── Recorded information

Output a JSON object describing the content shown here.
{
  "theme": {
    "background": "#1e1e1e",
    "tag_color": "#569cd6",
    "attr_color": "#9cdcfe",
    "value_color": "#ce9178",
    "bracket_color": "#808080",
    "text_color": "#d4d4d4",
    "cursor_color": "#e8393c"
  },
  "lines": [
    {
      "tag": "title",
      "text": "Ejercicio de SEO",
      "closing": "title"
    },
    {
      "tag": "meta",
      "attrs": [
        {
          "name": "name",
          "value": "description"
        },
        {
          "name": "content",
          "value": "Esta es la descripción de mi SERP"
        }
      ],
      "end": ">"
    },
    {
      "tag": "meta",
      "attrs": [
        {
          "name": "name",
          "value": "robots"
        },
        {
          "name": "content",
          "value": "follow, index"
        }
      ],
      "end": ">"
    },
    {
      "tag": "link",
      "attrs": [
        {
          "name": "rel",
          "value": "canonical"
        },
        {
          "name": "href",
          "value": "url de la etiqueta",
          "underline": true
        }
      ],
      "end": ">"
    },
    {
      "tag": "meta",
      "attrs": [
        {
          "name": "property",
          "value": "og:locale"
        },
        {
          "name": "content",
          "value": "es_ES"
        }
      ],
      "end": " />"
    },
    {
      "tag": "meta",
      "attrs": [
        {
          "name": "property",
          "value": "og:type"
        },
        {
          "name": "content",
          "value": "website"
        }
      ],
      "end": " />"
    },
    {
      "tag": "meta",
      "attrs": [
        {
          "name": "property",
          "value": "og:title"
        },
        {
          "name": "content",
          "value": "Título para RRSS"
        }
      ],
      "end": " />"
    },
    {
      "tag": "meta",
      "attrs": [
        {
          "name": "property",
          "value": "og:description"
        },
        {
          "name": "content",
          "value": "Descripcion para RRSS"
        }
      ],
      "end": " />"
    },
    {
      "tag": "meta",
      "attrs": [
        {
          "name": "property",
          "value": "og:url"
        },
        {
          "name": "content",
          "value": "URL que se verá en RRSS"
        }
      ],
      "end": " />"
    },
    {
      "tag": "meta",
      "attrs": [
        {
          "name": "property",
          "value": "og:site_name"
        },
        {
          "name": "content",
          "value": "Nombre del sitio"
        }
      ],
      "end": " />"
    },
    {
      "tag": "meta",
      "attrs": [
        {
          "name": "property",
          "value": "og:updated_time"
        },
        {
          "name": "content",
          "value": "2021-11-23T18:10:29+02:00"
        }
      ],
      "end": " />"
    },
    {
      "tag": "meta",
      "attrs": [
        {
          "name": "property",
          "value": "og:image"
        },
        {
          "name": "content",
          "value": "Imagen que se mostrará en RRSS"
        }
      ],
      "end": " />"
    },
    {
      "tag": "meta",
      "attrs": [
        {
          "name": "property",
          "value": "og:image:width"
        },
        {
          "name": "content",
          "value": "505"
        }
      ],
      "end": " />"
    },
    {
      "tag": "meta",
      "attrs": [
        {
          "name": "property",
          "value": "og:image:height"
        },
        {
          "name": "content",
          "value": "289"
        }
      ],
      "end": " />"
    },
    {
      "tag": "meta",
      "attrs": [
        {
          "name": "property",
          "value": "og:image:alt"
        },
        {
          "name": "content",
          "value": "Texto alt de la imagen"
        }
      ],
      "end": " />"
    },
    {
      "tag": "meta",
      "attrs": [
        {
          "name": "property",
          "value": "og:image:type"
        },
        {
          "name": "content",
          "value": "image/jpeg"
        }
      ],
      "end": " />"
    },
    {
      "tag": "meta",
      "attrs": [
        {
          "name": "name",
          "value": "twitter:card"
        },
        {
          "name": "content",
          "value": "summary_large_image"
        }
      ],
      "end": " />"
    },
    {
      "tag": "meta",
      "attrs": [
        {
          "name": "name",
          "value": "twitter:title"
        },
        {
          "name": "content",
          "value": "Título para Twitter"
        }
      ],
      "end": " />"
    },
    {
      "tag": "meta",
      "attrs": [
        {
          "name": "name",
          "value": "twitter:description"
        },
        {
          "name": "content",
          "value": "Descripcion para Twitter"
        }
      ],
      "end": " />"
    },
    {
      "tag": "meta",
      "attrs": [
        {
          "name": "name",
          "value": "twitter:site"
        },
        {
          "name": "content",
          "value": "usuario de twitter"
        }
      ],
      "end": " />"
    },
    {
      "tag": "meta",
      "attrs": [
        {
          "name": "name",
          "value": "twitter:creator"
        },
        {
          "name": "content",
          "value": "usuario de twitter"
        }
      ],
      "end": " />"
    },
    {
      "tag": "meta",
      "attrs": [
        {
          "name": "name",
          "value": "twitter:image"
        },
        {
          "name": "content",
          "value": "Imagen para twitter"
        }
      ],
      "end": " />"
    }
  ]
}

────

Give an exact copy of all the data shown above.

Output a JSON object describing the content shown here.
{
  "theme": {
    "background": "#1e1e1e",
    "tag_color": "#569cd6",
    "attr_color": "#9cdcfe",
    "value_color": "#ce9178",
    "bracket_color": "#808080",
    "text_color": "#d4d4d4",
    "cursor_color": "#e8393c"
  },
  "lines": [
    {
      "tag": "title",
      "text": "Ejercicio de SEO",
      "closing": "title"
    },
    {
      "tag": "meta",
      "attrs": [
        {
          "name": "name",
          "value": "description"
        },
        {
          "name": "content",
          "value": "Esta es la descripción de mi SERP"
        }
      ],
      "end": ">"
    },
    {
      "tag": "meta",
      "attrs": [
        {
          "name": "name",
          "value": "robots"
        },
        {
          "name": "content",
          "value": "follow, index"
        }
      ],
      "end": ">"
    },
    {
      "tag": "link",
      "attrs": [
        {
          "name": "rel",
          "value": "canonical"
        },
        {
          "name": "href",
          "value": "url de la etiqueta",
          "underline": true
        }
      ],
      "end": ">"
    },
    {
      "tag": "meta",
      "attrs": [
        {
          "name": "property",
          "value": "og:locale"
        },
        {
          "name": "content",
          "value": "es_ES"
        }
      ],
      "end": " />"
    },
    {
      "tag": "meta",
      "attrs": [
        {
          "name": "property",
          "value": "og:type"
        },
        {
          "name": "content",
          "value": "website"
        }
      ],
      "end": " />"
    },
    {
      "tag": "meta",
      "attrs": [
        {
          "name": "property",
          "value": "og:title"
        },
        {
          "name": "content",
          "value": "Título para RRSS"
        }
      ],
      "end": " />"
    },
    {
      "tag": "meta",
      "attrs": [
        {
          "name": "property",
          "value": "og:description"
        },
        {
          "name": "content",
          "value": "Descripcion para RRSS"
        }
      ],
      "end": " />"
    },
    {
      "tag": "meta",
      "attrs": [
        {
          "name": "property",
          "value": "og:url"
        },
        {
          "name": "content",
          "value": "URL que se verá en RRSS"
        }
      ],
      "end": " />"
    },
    {
      "tag": "meta",
      "attrs": [
        {
          "name": "property",
          "value": "og:site_name"
        },
        {
          "name": "content",
          "value": "Nombre del sitio"
        }
      ],
      "end": " />"
    },
    {
      "tag": "meta",
      "attrs": [
        {
          "name": "property",
          "value": "og:updated_time"
        },
        {
          "name": "content",
          "value": "2021-11-23T18:10:29+02:00"
        }
      ],
      "end": " />"
    },
    {
      "tag": "meta",
      "attrs": [
        {
          "name": "property",
          "value": "og:image"
        },
        {
          "name": "content",
          "value": "Imagen que se mostrará en RRSS"
        }
      ],
      "end": " />"
    },
    {
      "tag": "meta",
      "attrs": [
        {
          "name": "property",
          "value": "og:image:width"
        },
        {
          "name": "content",
          "value": "505"
        }
      ],
      "end": " />"
    },
    {
      "tag": "meta",
      "attrs": [
        {
          "name": "property",
          "value": "og:image:height"
        },
        {
          "name": "content",
          "value": "289"
        }
      ],
      "end": " />"
    },
    {
      "tag": "meta",
      "attrs": [
        {
          "name": "property",
          "value": "og:image:alt"
        },
        {
          "name": "content",
          "value": "Texto alt de la imagen"
        }
      ],
      "end": " />"
    },
    {
      "tag": "meta",
      "attrs": [
        {
          "name": "property",
          "value": "og:image:type"
        },
        {
          "name": "content",
          "value": "image/jpeg"
        }
      ],
      "end": " />"
    },
    {
      "tag": "meta",
      "attrs": [
        {
          "name": "name",
          "value": "twitter:card"
        },
        {
          "name": "content",
          "value": "summary_large_image"
        }
      ],
      "end": " />"
    },
    {
      "tag": "meta",
      "attrs": [
        {
          "name": "name",
          "value": "twitter:title"
        },
        {
          "name": "content",
          "value": "Título para Twitter"
        }
      ],
      "end": " />"
    },
    {
      "tag": "meta",
      "attrs": [
        {
          "name": "name",
          "value": "twitter:description"
        },
        {
          "name": "content",
          "value": "Descripcion para Twitter"
        }
      ],
      "end": " />"
    },
    {
      "tag": "meta",
      "attrs": [
        {
          "name": "name",
          "value": "twitter:site"
        },
        {
          "name": "content",
          "value": "usuario de twitter"
        }
      ],
      "end": " />"
    },
    {
      "tag": "meta",
      "attrs": [
        {
          "name": "name",
          "value": "twitter:creator"
        },
        {
          "name": "content",
          "value": "usuario de twitter"
        }
      ],
      "end": " />"
    },
    {
      "tag": "meta",
      "attrs": [
        {
          "name": "name",
          "value": "twitter:image"
        },
        {
          "name": "content",
          "value": "Imagen para twitter"
        }
      ],
      "end": " />"
    }
  ]
}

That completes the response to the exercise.